# Aim:
Copy out every line containing the word "Press".

━━ Data for the task

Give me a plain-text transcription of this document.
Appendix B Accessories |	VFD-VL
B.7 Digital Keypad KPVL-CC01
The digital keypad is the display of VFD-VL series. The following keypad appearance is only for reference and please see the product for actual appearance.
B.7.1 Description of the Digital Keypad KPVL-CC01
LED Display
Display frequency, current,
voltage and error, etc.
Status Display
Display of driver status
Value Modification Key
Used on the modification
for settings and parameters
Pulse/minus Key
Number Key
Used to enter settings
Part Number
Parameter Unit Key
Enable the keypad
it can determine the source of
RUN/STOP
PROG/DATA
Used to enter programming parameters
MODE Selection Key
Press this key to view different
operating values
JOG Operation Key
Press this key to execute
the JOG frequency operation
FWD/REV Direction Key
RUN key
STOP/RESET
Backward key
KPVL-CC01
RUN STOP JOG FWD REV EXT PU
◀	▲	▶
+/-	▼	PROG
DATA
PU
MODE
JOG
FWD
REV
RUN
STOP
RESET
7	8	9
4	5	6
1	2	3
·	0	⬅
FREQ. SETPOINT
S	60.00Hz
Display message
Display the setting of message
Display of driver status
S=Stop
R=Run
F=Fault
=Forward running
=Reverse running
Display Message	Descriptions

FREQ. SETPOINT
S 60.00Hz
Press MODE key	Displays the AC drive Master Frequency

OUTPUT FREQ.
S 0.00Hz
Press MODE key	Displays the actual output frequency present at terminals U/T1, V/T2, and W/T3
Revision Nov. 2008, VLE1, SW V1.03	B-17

━━━━

# Response below:
Press this key to view different
Press this key to execute
Press MODE key	Displays the AC drive Master Frequency
Press MODE key	Displays the actual output frequency present at terminals U/T1, V/T2, and W/T3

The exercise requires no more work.